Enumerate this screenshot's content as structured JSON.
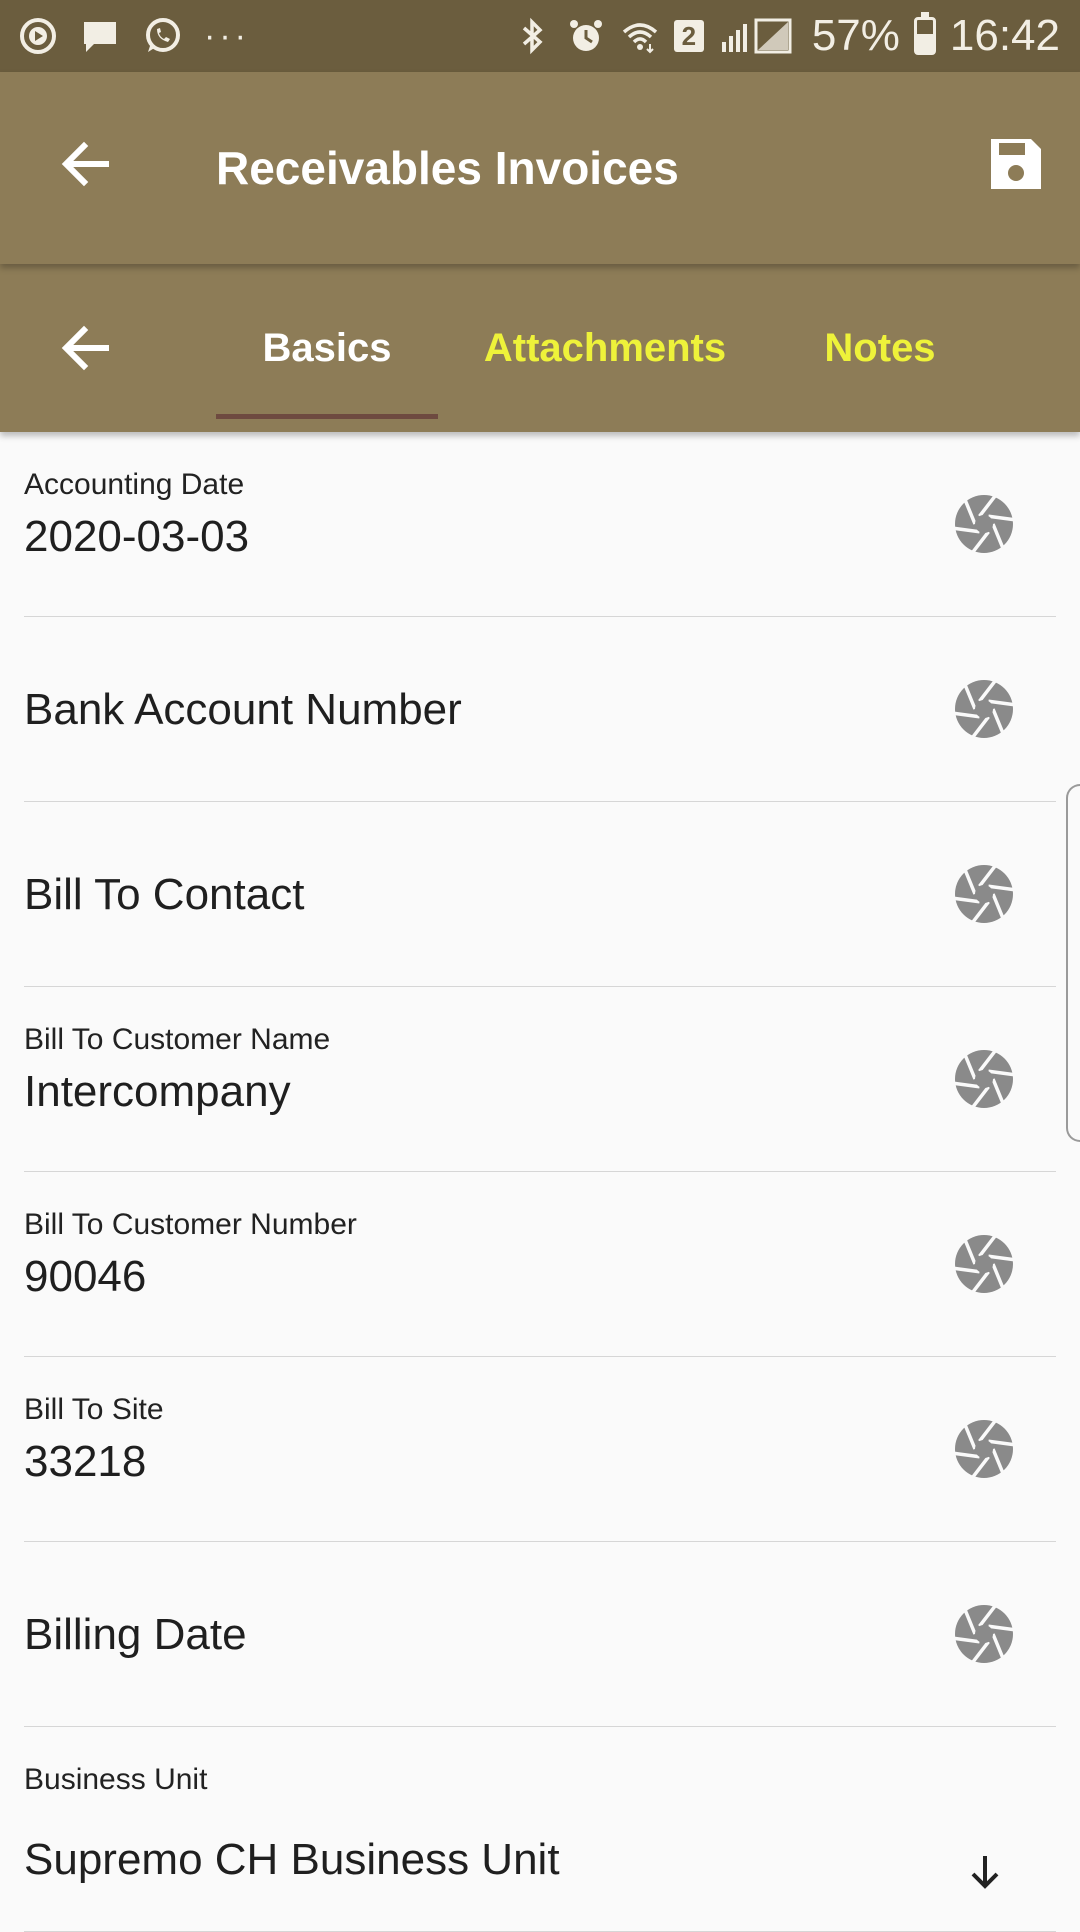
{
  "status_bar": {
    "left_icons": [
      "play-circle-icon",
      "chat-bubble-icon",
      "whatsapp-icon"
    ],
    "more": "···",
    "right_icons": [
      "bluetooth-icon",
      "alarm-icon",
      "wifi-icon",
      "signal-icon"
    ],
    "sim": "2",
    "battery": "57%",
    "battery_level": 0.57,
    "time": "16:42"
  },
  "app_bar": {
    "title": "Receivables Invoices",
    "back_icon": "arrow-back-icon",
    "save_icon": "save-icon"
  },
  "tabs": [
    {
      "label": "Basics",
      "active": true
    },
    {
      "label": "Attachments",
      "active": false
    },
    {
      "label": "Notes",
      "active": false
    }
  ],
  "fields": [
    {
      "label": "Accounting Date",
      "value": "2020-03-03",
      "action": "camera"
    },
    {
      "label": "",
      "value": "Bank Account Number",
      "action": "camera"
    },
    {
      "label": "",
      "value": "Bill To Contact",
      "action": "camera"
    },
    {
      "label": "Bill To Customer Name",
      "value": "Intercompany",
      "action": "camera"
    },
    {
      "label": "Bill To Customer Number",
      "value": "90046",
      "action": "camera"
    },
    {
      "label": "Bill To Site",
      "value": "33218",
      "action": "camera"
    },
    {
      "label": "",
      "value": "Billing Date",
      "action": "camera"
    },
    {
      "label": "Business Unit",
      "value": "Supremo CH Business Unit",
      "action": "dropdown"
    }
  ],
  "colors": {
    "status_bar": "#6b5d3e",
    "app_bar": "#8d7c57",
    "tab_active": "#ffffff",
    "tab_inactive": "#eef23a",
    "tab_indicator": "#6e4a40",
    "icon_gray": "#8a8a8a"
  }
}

...

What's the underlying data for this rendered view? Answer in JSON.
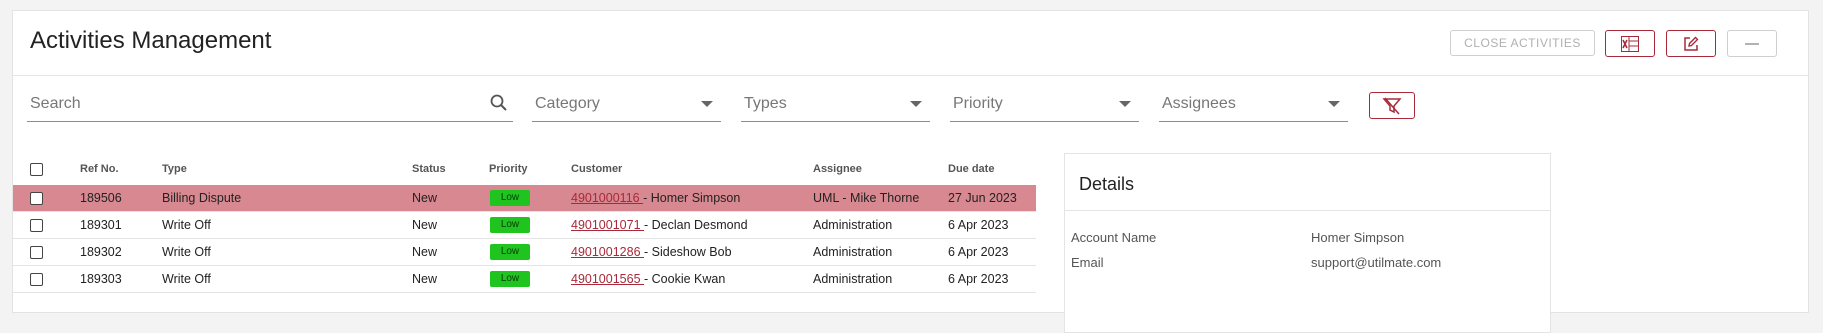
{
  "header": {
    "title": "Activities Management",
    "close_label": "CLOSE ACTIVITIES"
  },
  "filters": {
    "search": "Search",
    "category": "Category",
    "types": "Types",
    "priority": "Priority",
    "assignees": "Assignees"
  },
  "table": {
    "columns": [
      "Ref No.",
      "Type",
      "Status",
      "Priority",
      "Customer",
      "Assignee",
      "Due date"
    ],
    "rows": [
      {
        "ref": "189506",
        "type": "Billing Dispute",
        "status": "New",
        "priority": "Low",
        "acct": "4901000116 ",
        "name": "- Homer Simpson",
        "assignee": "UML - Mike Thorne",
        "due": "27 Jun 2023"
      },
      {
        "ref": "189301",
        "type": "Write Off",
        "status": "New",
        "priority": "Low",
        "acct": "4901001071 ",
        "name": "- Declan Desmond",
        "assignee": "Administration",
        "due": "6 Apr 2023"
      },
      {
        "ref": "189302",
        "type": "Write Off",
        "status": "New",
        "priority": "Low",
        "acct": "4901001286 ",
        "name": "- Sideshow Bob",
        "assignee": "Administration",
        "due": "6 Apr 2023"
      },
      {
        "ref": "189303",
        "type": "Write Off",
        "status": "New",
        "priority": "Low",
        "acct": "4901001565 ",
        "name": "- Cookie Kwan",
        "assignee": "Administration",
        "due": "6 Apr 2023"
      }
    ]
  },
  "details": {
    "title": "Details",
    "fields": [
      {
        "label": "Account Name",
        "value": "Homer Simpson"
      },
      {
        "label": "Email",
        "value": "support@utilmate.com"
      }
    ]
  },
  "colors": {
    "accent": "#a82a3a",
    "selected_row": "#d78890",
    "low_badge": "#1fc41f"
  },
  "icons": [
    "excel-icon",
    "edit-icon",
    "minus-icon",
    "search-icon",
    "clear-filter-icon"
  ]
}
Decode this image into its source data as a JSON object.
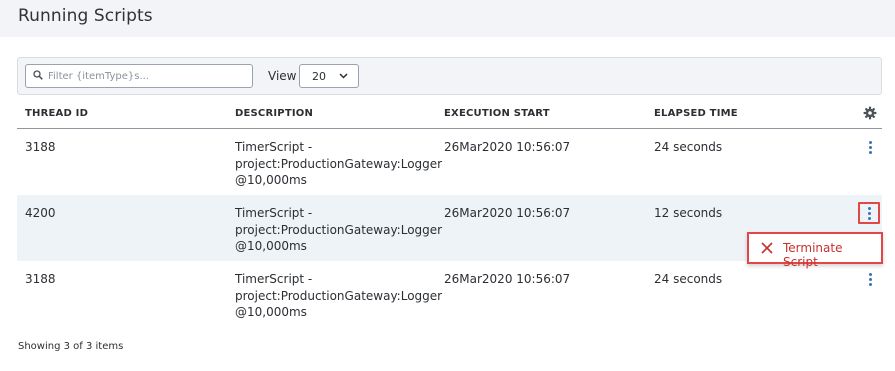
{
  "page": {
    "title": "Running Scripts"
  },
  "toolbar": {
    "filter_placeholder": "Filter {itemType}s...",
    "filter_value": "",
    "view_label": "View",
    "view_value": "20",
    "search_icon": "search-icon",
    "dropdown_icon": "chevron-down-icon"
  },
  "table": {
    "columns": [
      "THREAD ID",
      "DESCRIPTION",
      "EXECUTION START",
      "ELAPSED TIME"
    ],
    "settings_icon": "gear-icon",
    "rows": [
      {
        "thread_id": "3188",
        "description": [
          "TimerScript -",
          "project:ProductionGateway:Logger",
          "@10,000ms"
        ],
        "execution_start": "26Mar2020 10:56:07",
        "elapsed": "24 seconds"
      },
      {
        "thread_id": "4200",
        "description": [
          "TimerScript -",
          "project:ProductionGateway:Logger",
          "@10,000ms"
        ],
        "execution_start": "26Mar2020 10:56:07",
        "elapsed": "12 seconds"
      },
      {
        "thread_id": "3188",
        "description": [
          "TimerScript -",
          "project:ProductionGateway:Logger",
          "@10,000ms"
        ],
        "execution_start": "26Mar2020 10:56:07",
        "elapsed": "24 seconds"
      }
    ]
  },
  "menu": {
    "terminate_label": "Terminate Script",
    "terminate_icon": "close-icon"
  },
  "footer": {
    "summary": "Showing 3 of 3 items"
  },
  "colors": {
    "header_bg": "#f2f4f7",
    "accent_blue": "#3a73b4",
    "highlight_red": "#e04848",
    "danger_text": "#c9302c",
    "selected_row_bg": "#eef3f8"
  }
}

TASK STATEMENT » Among the lines above, count those containing the word "Unit" and give nothing but the result.

ANSWER FOR THIS EXERCISE » 2